Chart and figure data:

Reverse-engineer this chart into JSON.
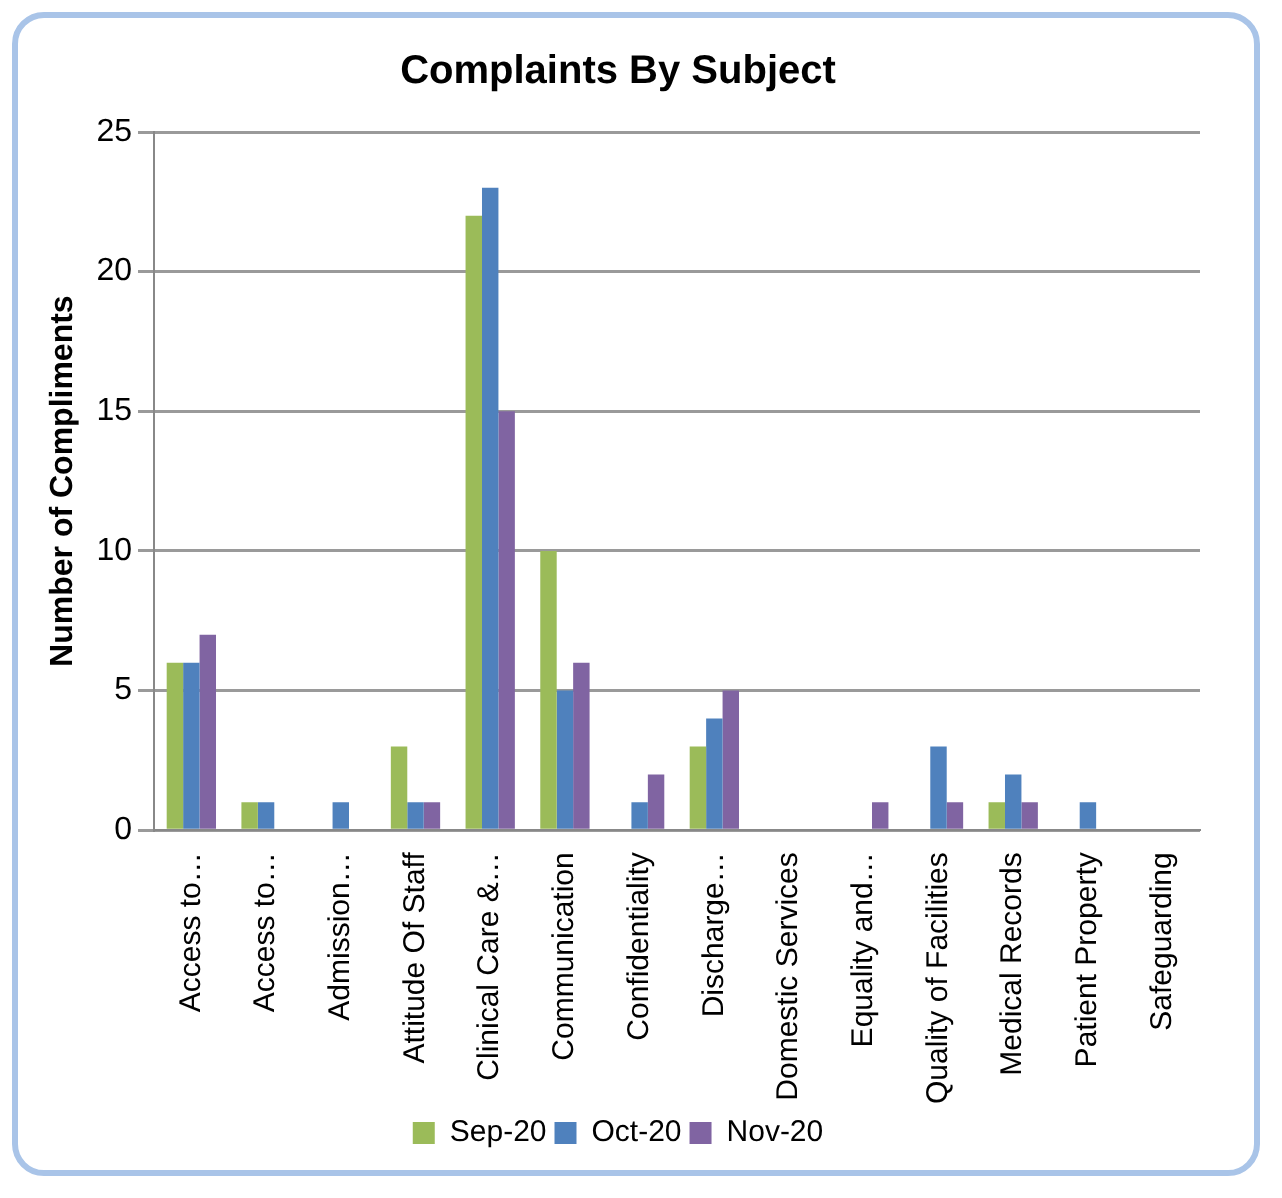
{
  "chart_data": {
    "type": "bar",
    "title": "Complaints By Subject",
    "ylabel": "Number of Compliments",
    "categories": [
      "Access to…",
      "Access to…",
      "Admission…",
      "Attitude Of Staff",
      "Clinical Care &…",
      "Communication",
      "Confidentiality",
      "Discharge…",
      "Domestic Services",
      "Equality and…",
      "Quality of Facilities",
      "Medical Records",
      "Patient Property",
      "Safeguarding"
    ],
    "series": [
      {
        "name": "Sep-20",
        "color": "#9bbb59",
        "values": [
          6,
          1,
          0,
          3,
          22,
          10,
          0,
          3,
          0,
          0,
          0,
          1,
          0,
          0
        ]
      },
      {
        "name": "Oct-20",
        "color": "#4f81bd",
        "values": [
          6,
          1,
          1,
          1,
          23,
          5,
          1,
          4,
          0,
          0,
          3,
          2,
          1,
          0
        ]
      },
      {
        "name": "Nov-20",
        "color": "#8064a2",
        "values": [
          7,
          0,
          0,
          1,
          15,
          6,
          2,
          5,
          0,
          1,
          1,
          1,
          0,
          0
        ]
      }
    ],
    "ylim": [
      0,
      25
    ],
    "yticks": [
      0,
      5,
      10,
      15,
      20,
      25
    ],
    "grid": "y",
    "legend": "bottom"
  }
}
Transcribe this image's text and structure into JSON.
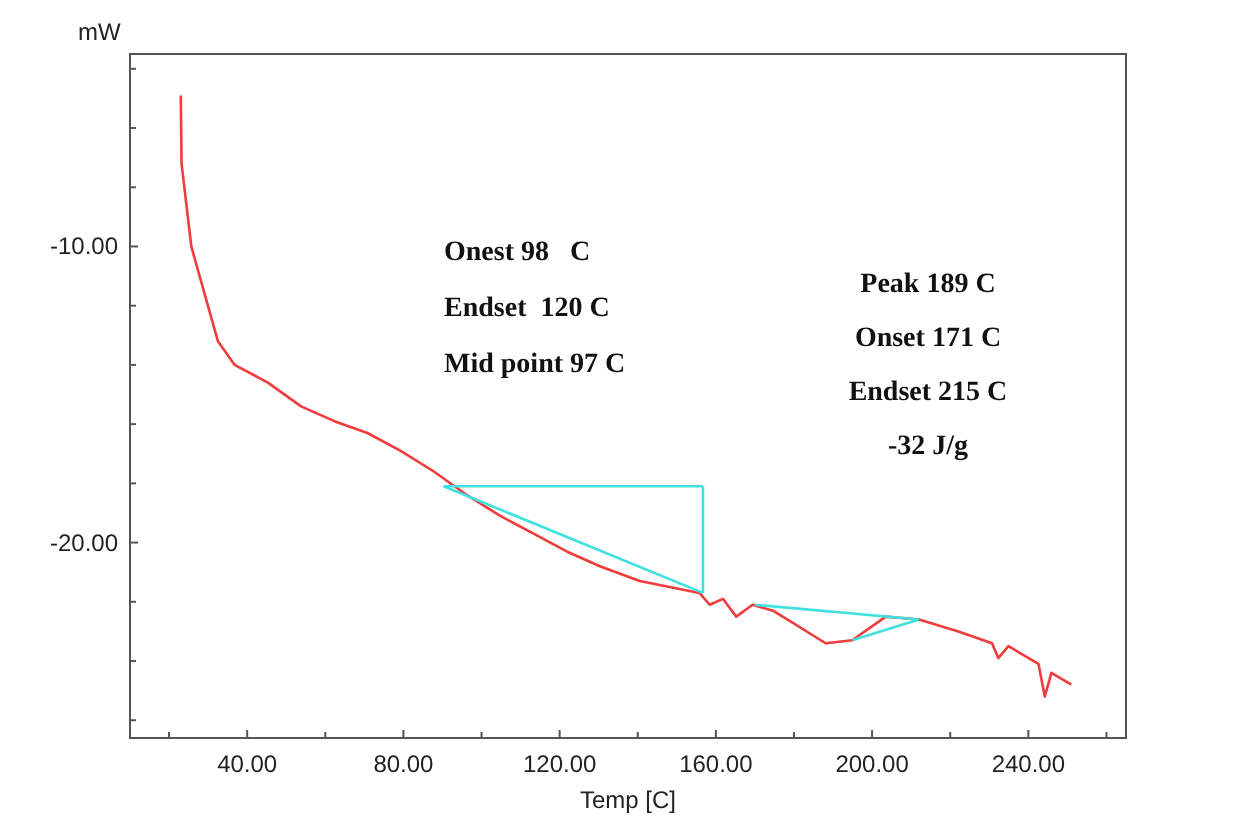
{
  "chart_data": {
    "type": "line",
    "xlabel": "Temp  [C]",
    "ylabel": "mW",
    "xlim": [
      10,
      265
    ],
    "ylim": [
      -26.6,
      -3.5
    ],
    "xticks": [
      {
        "value": 20,
        "label": null
      },
      {
        "value": 40,
        "label": "40.00"
      },
      {
        "value": 60,
        "label": null
      },
      {
        "value": 80,
        "label": "80.00"
      },
      {
        "value": 100,
        "label": null
      },
      {
        "value": 120,
        "label": "120.00"
      },
      {
        "value": 140,
        "label": null
      },
      {
        "value": 160,
        "label": "160.00"
      },
      {
        "value": 180,
        "label": null
      },
      {
        "value": 200,
        "label": "200.00"
      },
      {
        "value": 220,
        "label": null
      },
      {
        "value": 240,
        "label": "240.00"
      },
      {
        "value": 260,
        "label": null
      }
    ],
    "yticks": [
      {
        "value": -26,
        "label": null
      },
      {
        "value": -24,
        "label": null
      },
      {
        "value": -22,
        "label": null
      },
      {
        "value": -20,
        "label": "-20.00"
      },
      {
        "value": -18,
        "label": null
      },
      {
        "value": -16,
        "label": null
      },
      {
        "value": -14,
        "label": null
      },
      {
        "value": -12,
        "label": null
      },
      {
        "value": -10,
        "label": "-10.00"
      },
      {
        "value": -8,
        "label": null
      },
      {
        "value": -6,
        "label": null
      },
      {
        "value": -4,
        "label": null
      }
    ],
    "grid": false,
    "marker": "none",
    "line_style": "solid",
    "series": [
      {
        "color": "#f03c3c",
        "x": [
          23,
          23.2,
          25.7,
          29.1,
          32.5,
          36.8,
          45.3,
          53.8,
          62.3,
          70.8,
          79.3,
          87.8,
          96.3,
          104.8,
          113.3,
          121.8,
          130.3,
          140.5,
          155.8,
          158.4,
          161.8,
          165.2,
          169.4,
          174.6,
          179.6,
          188.1,
          194.9,
          203.5,
          212,
          222.1,
          230.7,
          232.3,
          234.9,
          242.6,
          244.2,
          245.9,
          251
        ],
        "values": [
          -4.9,
          -7.2,
          -10,
          -11.6,
          -13.2,
          -14,
          -14.6,
          -15.4,
          -15.9,
          -16.3,
          -16.9,
          -17.6,
          -18.4,
          -19.1,
          -19.7,
          -20.3,
          -20.8,
          -21.3,
          -21.7,
          -22.1,
          -21.9,
          -22.5,
          -22.1,
          -22.3,
          -22.7,
          -23.4,
          -23.3,
          -22.5,
          -22.6,
          -23,
          -23.4,
          -23.9,
          -23.5,
          -24.1,
          -25.2,
          -24.4,
          -24.8
        ]
      },
      {
        "color": "#40e0e0",
        "x": [
          90.3,
          156.7
        ],
        "values": [
          -18.1,
          -18.1
        ]
      },
      {
        "color": "#40e0e0",
        "x": [
          156.7,
          156.7
        ],
        "values": [
          -18.1,
          -21.7
        ]
      },
      {
        "color": "#40e0e0",
        "x": [
          90.3,
          156.7
        ],
        "values": [
          -18.1,
          -21.7
        ]
      },
      {
        "color": "#40e0e0",
        "x": [
          170,
          212
        ],
        "values": [
          -22.1,
          -22.6
        ]
      },
      {
        "color": "#40e0e0",
        "x": [
          194.9,
          212
        ],
        "values": [
          -23.3,
          -22.6
        ]
      }
    ],
    "annotations": [
      "Onest 98   C",
      "Endset  120 C",
      "Mid point 97 C",
      "Peak 189 C",
      "Onset 171 C",
      "Endset 215 C",
      "-32 J/g"
    ]
  }
}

__THE REQUEST__
Reproduce all the records verbatim, excluding images.

__IN RESPONSE__
Reverse-engineer this chart into JSON.
{
  "chart_data": {
    "type": "bar",
    "title": "Complaints By Subject",
    "ylabel": "Number of Compliments",
    "categories": [
      "Access to…",
      "Access to…",
      "Admission…",
      "Attitude Of Staff",
      "Clinical Care &…",
      "Communication",
      "Confidentiality",
      "Discharge…",
      "Domestic Services",
      "Equality and…",
      "Quality of Facilities",
      "Medical Records",
      "Patient Property",
      "Safeguarding"
    ],
    "series": [
      {
        "name": "Sep-20",
        "color": "#9bbb59",
        "values": [
          6,
          1,
          0,
          3,
          22,
          10,
          0,
          3,
          0,
          0,
          0,
          1,
          0,
          0
        ]
      },
      {
        "name": "Oct-20",
        "color": "#4f81bd",
        "values": [
          6,
          1,
          1,
          1,
          23,
          5,
          1,
          4,
          0,
          0,
          3,
          2,
          1,
          0
        ]
      },
      {
        "name": "Nov-20",
        "color": "#8064a2",
        "values": [
          7,
          0,
          0,
          1,
          15,
          6,
          2,
          5,
          0,
          1,
          1,
          1,
          0,
          0
        ]
      }
    ],
    "ylim": [
      0,
      25
    ],
    "yticks": [
      0,
      5,
      10,
      15,
      20,
      25
    ],
    "grid": "y",
    "legend": "bottom"
  }
}
Transcribe this image's text and structure into JSON.
{
  "chart_data": {
    "type": "line",
    "xlabel": "Temp  [C]",
    "ylabel": "mW",
    "xlim": [
      10,
      265
    ],
    "ylim": [
      -26.6,
      -3.5
    ],
    "xticks": [
      {
        "value": 20,
        "label": null
      },
      {
        "value": 40,
        "label": "40.00"
      },
      {
        "value": 60,
        "label": null
      },
      {
        "value": 80,
        "label": "80.00"
      },
      {
        "value": 100,
        "label": null
      },
      {
        "value": 120,
        "label": "120.00"
      },
      {
        "value": 140,
        "label": null
      },
      {
        "value": 160,
        "label": "160.00"
      },
      {
        "value": 180,
        "label": null
      },
      {
        "value": 200,
        "label": "200.00"
      },
      {
        "value": 220,
        "label": null
      },
      {
        "value": 240,
        "label": "240.00"
      },
      {
        "value": 260,
        "label": null
      }
    ],
    "yticks": [
      {
        "value": -26,
        "label": null
      },
      {
        "value": -24,
        "label": null
      },
      {
        "value": -22,
        "label": null
      },
      {
        "value": -20,
        "label": "-20.00"
      },
      {
        "value": -18,
        "label": null
      },
      {
        "value": -16,
        "label": null
      },
      {
        "value": -14,
        "label": null
      },
      {
        "value": -12,
        "label": null
      },
      {
        "value": -10,
        "label": "-10.00"
      },
      {
        "value": -8,
        "label": null
      },
      {
        "value": -6,
        "label": null
      },
      {
        "value": -4,
        "label": null
      }
    ],
    "grid": false,
    "marker": "none",
    "line_style": "solid",
    "series": [
      {
        "color": "#f03c3c",
        "x": [
          23,
          23.2,
          25.7,
          29.1,
          32.5,
          36.8,
          45.3,
          53.8,
          62.3,
          70.8,
          79.3,
          87.8,
          96.3,
          104.8,
          113.3,
          121.8,
          130.3,
          140.5,
          155.8,
          158.4,
          161.8,
          165.2,
          169.4,
          174.6,
          179.6,
          188.1,
          194.9,
          203.5,
          212,
          222.1,
          230.7,
          232.3,
          234.9,
          242.6,
          244.2,
          245.9,
          251
        ],
        "values": [
          -4.9,
          -7.2,
          -10,
          -11.6,
          -13.2,
          -14,
          -14.6,
          -15.4,
          -15.9,
          -16.3,
          -16.9,
          -17.6,
          -18.4,
          -19.1,
          -19.7,
          -20.3,
          -20.8,
          -21.3,
          -21.7,
          -22.1,
          -21.9,
          -22.5,
          -22.1,
          -22.3,
          -22.7,
          -23.4,
          -23.3,
          -22.5,
          -22.6,
          -23,
          -23.4,
          -23.9,
          -23.5,
          -24.1,
          -25.2,
          -24.4,
          -24.8
        ]
      },
      {
        "color": "#40e0e0",
        "x": [
          90.3,
          156.7
        ],
        "values": [
          -18.1,
          -18.1
        ]
      },
      {
        "color": "#40e0e0",
        "x": [
          156.7,
          156.7
        ],
        "values": [
          -18.1,
          -21.7
        ]
      },
      {
        "color": "#40e0e0",
        "x": [
          90.3,
          156.7
        ],
        "values": [
          -18.1,
          -21.7
        ]
      },
      {
        "color": "#40e0e0",
        "x": [
          170,
          212
        ],
        "values": [
          -22.1,
          -22.6
        ]
      },
      {
        "color": "#40e0e0",
        "x": [
          194.9,
          212
        ],
        "values": [
          -23.3,
          -22.6
        ]
      }
    ],
    "annotations": [
      "Onest 98   C",
      "Endset  120 C",
      "Mid point 97 C",
      "Peak 189 C",
      "Onset 171 C",
      "Endset 215 C",
      "-32 J/g"
    ]
  }
}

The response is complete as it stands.